Data records:
■ ■ ■ ■

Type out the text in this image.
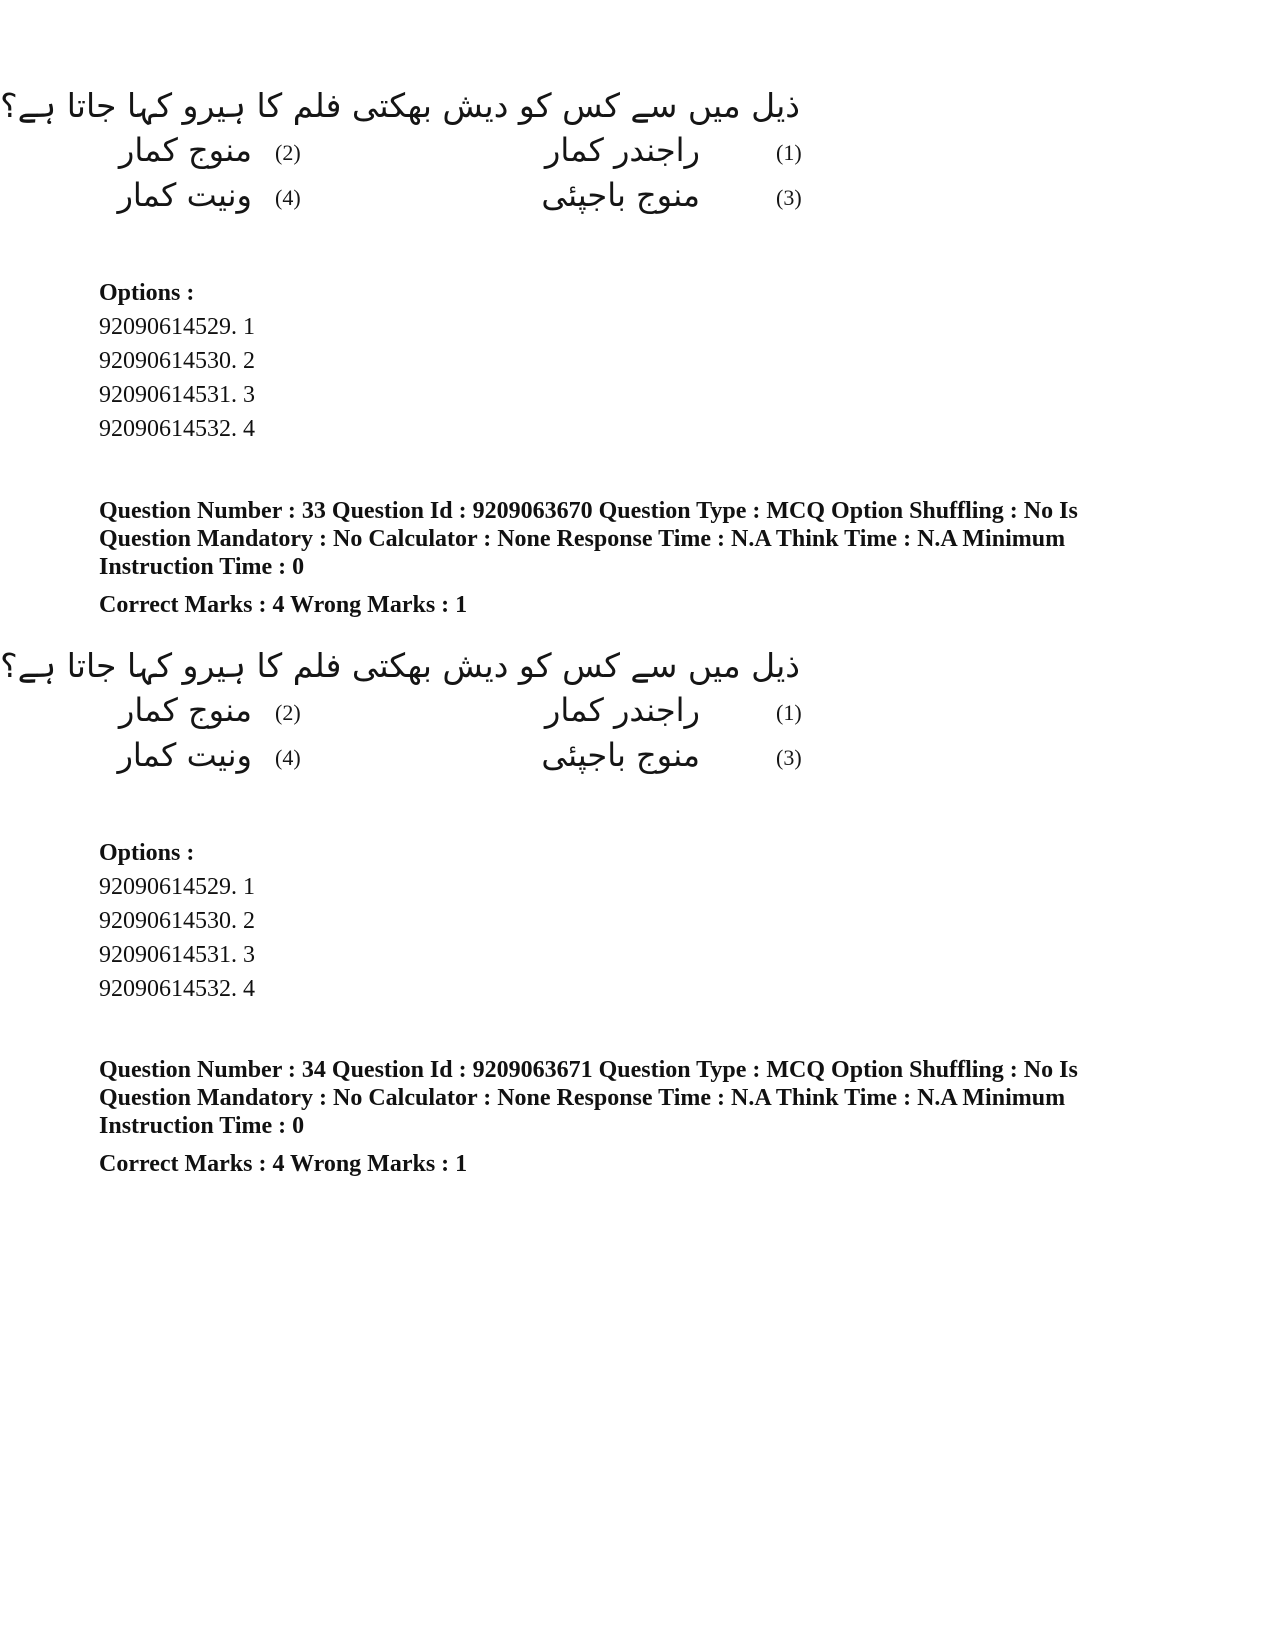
ذیل میں سے کس کو دیش بھکتی فلم کا ہیرو کہا جاتا ہے؟
(1)
راجندر کمار
(2)
منوج کمار
(3)
منوج باجپئی
(4)
ونیت کمار
Options :
92090614529. 1
92090614530. 2
92090614531. 3
92090614532. 4
Question Number : 33 Question Id : 9209063670 Question Type : MCQ Option Shuffling : No Is
Question Mandatory : No Calculator : None Response Time : N.A Think Time : N.A Minimum
Instruction Time : 0
Correct Marks : 4 Wrong Marks : 1
ذیل میں سے کس کو دیش بھکتی فلم کا ہیرو کہا جاتا ہے؟
(1)
راجندر کمار
(2)
منوج کمار
(3)
منوج باجپئی
(4)
ونیت کمار
Options :
92090614529. 1
92090614530. 2
92090614531. 3
92090614532. 4
Question Number : 34 Question Id : 9209063671 Question Type : MCQ Option Shuffling : No Is
Question Mandatory : No Calculator : None Response Time : N.A Think Time : N.A Minimum
Instruction Time : 0
Correct Marks : 4 Wrong Marks : 1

■ ■ ■ ■

> [Work instructions]:
Respond with nothing but the number of lines in the entries that contain the string "Type".

> [The completed task]:
3